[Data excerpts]

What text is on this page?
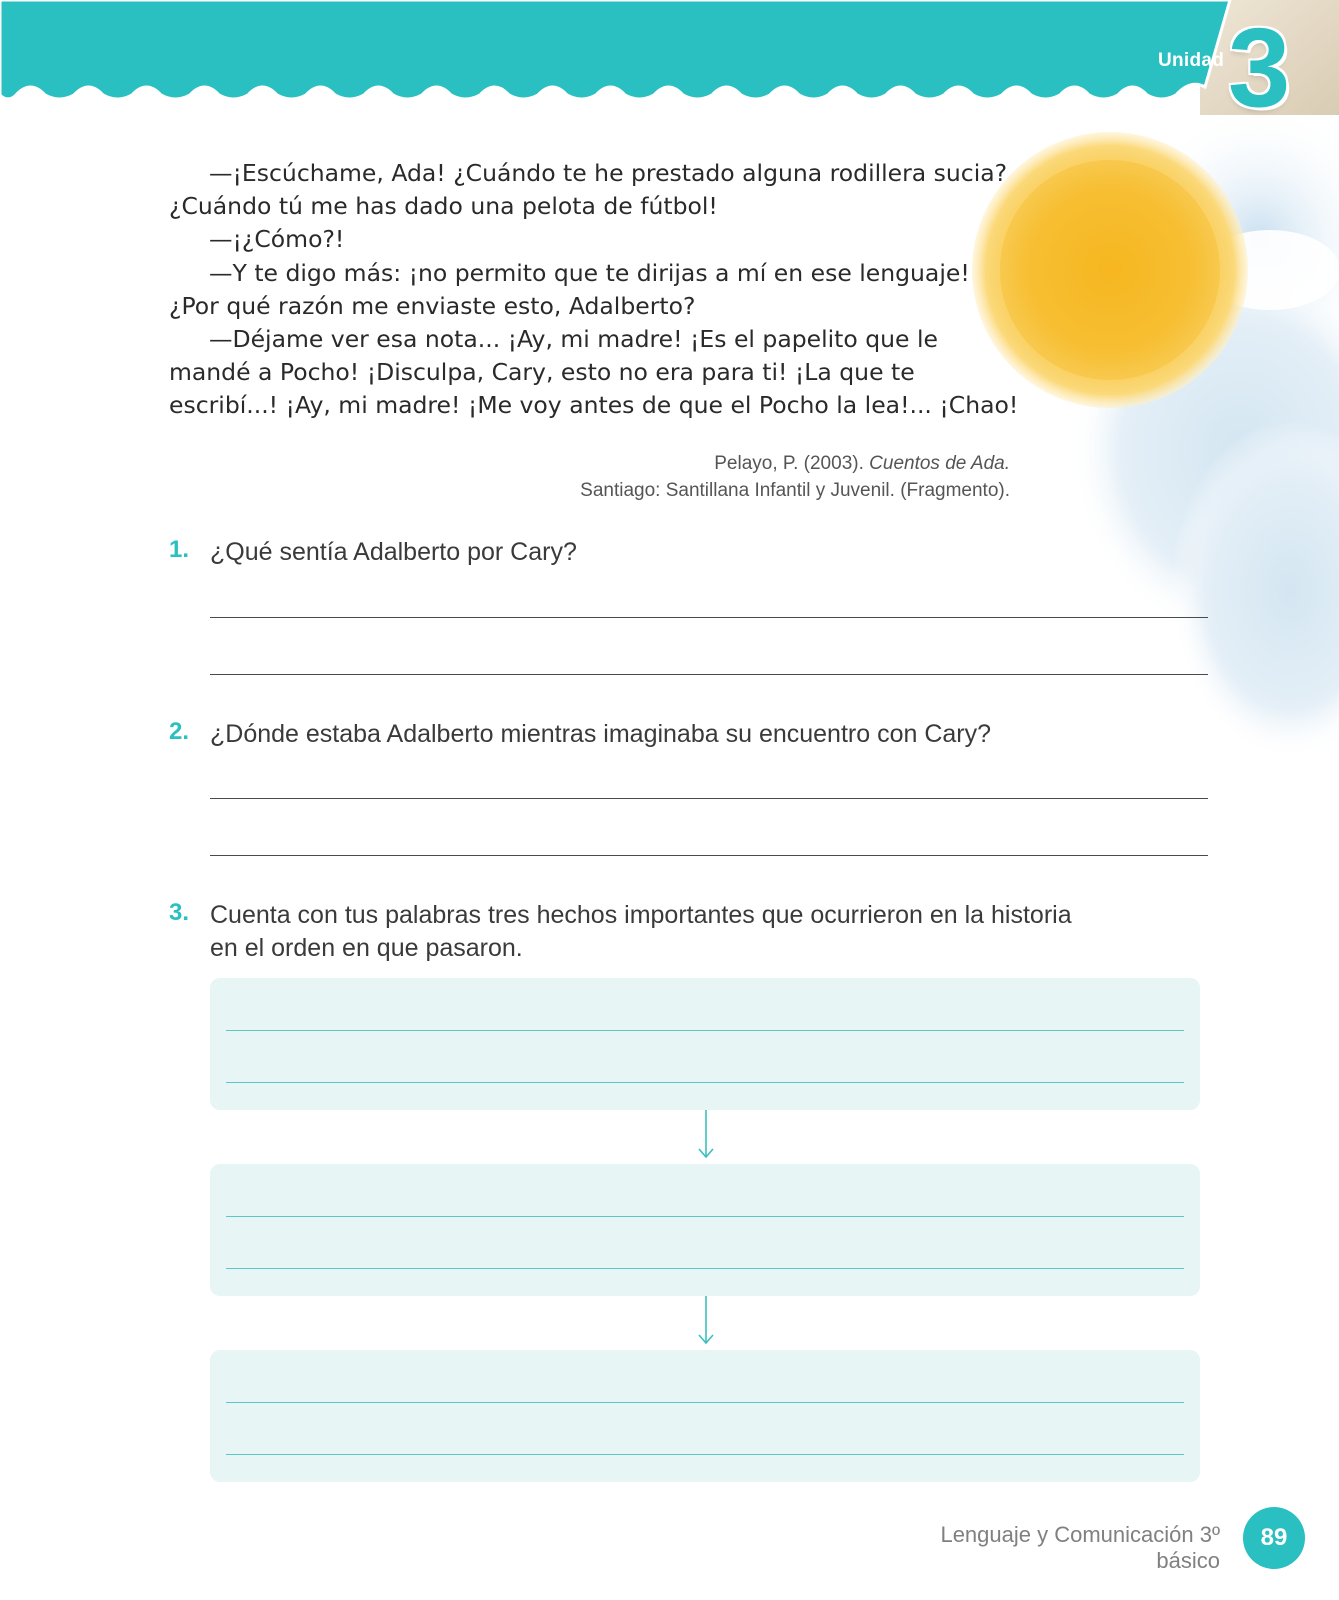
Unidad 3

—¡Escúchame, Ada! ¿Cuándo te he prestado alguna rodillera sucia? ¿Cuándo tú me has dado una pelota de fútbol!

—¡¿Cómo?!

—Y te digo más: ¡no permito que te dirijas a mí en ese lenguaje! ¿Por qué razón me enviaste esto, Adalberto?

—Déjame ver esa nota... ¡Ay, mi madre! ¡Es el papelito que le mandé a Pocho! ¡Disculpa, Cary, esto no era para ti! ¡La que te escribí...! ¡Ay, mi madre! ¡Me voy antes de que el Pocho la lea!... ¡Chao!

Pelayo, P. (2003). Cuentos de Ada.
Santiago: Santillana Infantil y Juvenil. (Fragmento).
1. ¿Qué sentía Adalberto por Cary?
2. ¿Dónde estaba Adalberto mientras imaginaba su encuentro con Cary?
3. Cuenta con tus palabras tres hechos importantes que ocurrieron en la historia en el orden en que pasaron.
Lenguaje y Comunicación 3º básico
89
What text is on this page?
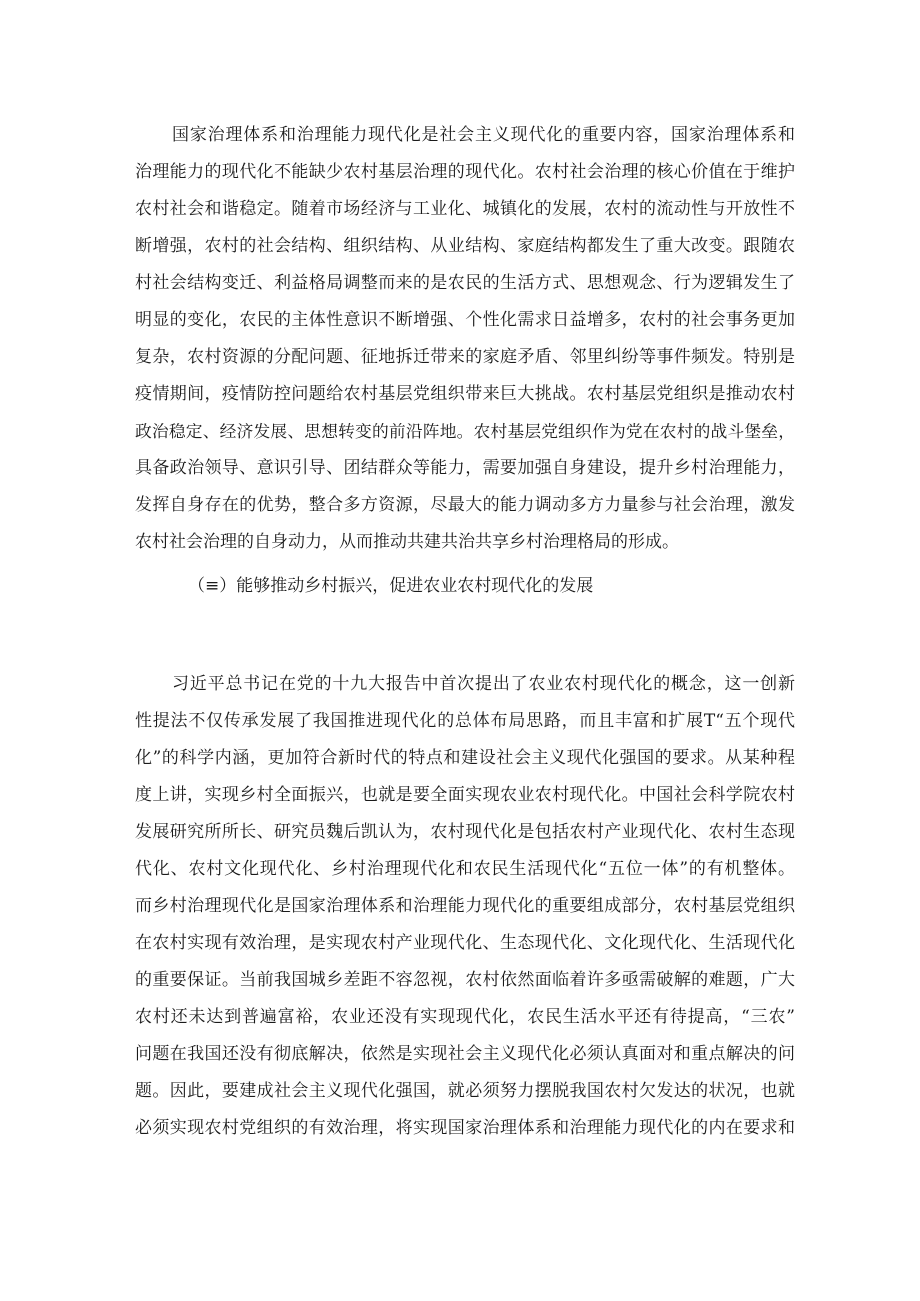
国家治理体系和治理能力现代化是社会主义现代化的重要内容，国家治理体系和
治理能力的现代化不能缺少农村基层治理的现代化。农村社会治理的核心价值在于维护
农村社会和谐稳定。随着市场经济与工业化、城镇化的发展，农村的流动性与开放性不
断增强，农村的社会结构、组织结构、从业结构、家庭结构都发生了重大改变。跟随农
村社会结构变迁、利益格局调整而来的是农民的生活方式、思想观念、行为逻辑发生了
明显的变化，农民的主体性意识不断增强、个性化需求日益增多，农村的社会事务更加
复杂，农村资源的分配问题、征地拆迁带来的家庭矛盾、邻里纠纷等事件频发。特别是
疫情期间，疫情防控问题给农村基层党组织带来巨大挑战。农村基层党组织是推动农村
政治稳定、经济发展、思想转变的前沿阵地。农村基层党组织作为党在农村的战斗堡垒，
具备政治领导、意识引导、团结群众等能力，需要加强自身建设，提升乡村治理能力，
发挥自身存在的优势，整合多方资源，尽最大的能力调动多方力量参与社会治理，激发
农村社会治理的自身动力，从而推动共建共治共享乡村治理格局的形成。
（≡）能够推动乡村振兴，促进农业农村现代化的发展
习近平总书记在党的十九大报告中首次提出了农业农村现代化的概念，这一创新
性提法不仅传承发展了我国推进现代化的总体布局思路，而且丰富和扩展T“五个现代
化”的科学内涵，更加符合新时代的特点和建设社会主义现代化强国的要求。从某种程
度上讲，实现乡村全面振兴，也就是要全面实现农业农村现代化。中国社会科学院农村
发展研究所所长、研究员魏后凯认为，农村现代化是包括农村产业现代化、农村生态现
代化、农村文化现代化、乡村治理现代化和农民生活现代化“五位一体”的有机整体。
而乡村治理现代化是国家治理体系和治理能力现代化的重要组成部分，农村基层党组织
在农村实现有效治理，是实现农村产业现代化、生态现代化、文化现代化、生活现代化
的重要保证。当前我国城乡差距不容忽视，农村依然面临着许多亟需破解的难题，广大
农村还未达到普遍富裕，农业还没有实现现代化，农民生活水平还有待提高，“三农”
问题在我国还没有彻底解决，依然是实现社会主义现代化必须认真面对和重点解决的问
题。因此，要建成社会主义现代化强国，就必须努力摆脱我国农村欠发达的状况，也就
必须实现农村党组织的有效治理，将实现国家治理体系和治理能力现代化的内在要求和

### Task directions
Word for word, quote the lines above. Omit the pictures.

### Response
What text is on this page?
Unidad 3

—¡Escúchame, Ada! ¿Cuándo te he prestado alguna rodillera sucia? ¿Cuándo tú me has dado una pelota de fútbol!

—¡¿Cómo?!

—Y te digo más: ¡no permito que te dirijas a mí en ese lenguaje! ¿Por qué razón me enviaste esto, Adalberto?

—Déjame ver esa nota... ¡Ay, mi madre! ¡Es el papelito que le mandé a Pocho! ¡Disculpa, Cary, esto no era para ti! ¡La que te escribí...! ¡Ay, mi madre! ¡Me voy antes de que el Pocho la lea!... ¡Chao!

Pelayo, P. (2003). Cuentos de Ada.
Santiago: Santillana Infantil y Juvenil. (Fragmento).
1. ¿Qué sentía Adalberto por Cary?
2. ¿Dónde estaba Adalberto mientras imaginaba su encuentro con Cary?
3. Cuenta con tus palabras tres hechos importantes que ocurrieron en la historia en el orden en que pasaron.
Lenguaje y Comunicación 3º básico
89
What text is on this page?
国家治理体系和治理能力现代化是社会主义现代化的重要内容，国家治理体系和
治理能力的现代化不能缺少农村基层治理的现代化。农村社会治理的核心价值在于维护
农村社会和谐稳定。随着市场经济与工业化、城镇化的发展，农村的流动性与开放性不
断增强，农村的社会结构、组织结构、从业结构、家庭结构都发生了重大改变。跟随农
村社会结构变迁、利益格局调整而来的是农民的生活方式、思想观念、行为逻辑发生了
明显的变化，农民的主体性意识不断增强、个性化需求日益增多，农村的社会事务更加
复杂，农村资源的分配问题、征地拆迁带来的家庭矛盾、邻里纠纷等事件频发。特别是
疫情期间，疫情防控问题给农村基层党组织带来巨大挑战。农村基层党组织是推动农村
政治稳定、经济发展、思想转变的前沿阵地。农村基层党组织作为党在农村的战斗堡垒，
具备政治领导、意识引导、团结群众等能力，需要加强自身建设，提升乡村治理能力，
发挥自身存在的优势，整合多方资源，尽最大的能力调动多方力量参与社会治理，激发
农村社会治理的自身动力，从而推动共建共治共享乡村治理格局的形成。
（≡）能够推动乡村振兴，促进农业农村现代化的发展
习近平总书记在党的十九大报告中首次提出了农业农村现代化的概念，这一创新
性提法不仅传承发展了我国推进现代化的总体布局思路，而且丰富和扩展T“五个现代
化”的科学内涵，更加符合新时代的特点和建设社会主义现代化强国的要求。从某种程
度上讲，实现乡村全面振兴，也就是要全面实现农业农村现代化。中国社会科学院农村
发展研究所所长、研究员魏后凯认为，农村现代化是包括农村产业现代化、农村生态现
代化、农村文化现代化、乡村治理现代化和农民生活现代化“五位一体”的有机整体。
而乡村治理现代化是国家治理体系和治理能力现代化的重要组成部分，农村基层党组织
在农村实现有效治理，是实现农村产业现代化、生态现代化、文化现代化、生活现代化
的重要保证。当前我国城乡差距不容忽视，农村依然面临着许多亟需破解的难题，广大
农村还未达到普遍富裕，农业还没有实现现代化，农民生活水平还有待提高，“三农”
问题在我国还没有彻底解决，依然是实现社会主义现代化必须认真面对和重点解决的问
题。因此，要建成社会主义现代化强国，就必须努力摆脱我国农村欠发达的状况，也就
必须实现农村党组织的有效治理，将实现国家治理体系和治理能力现代化的内在要求和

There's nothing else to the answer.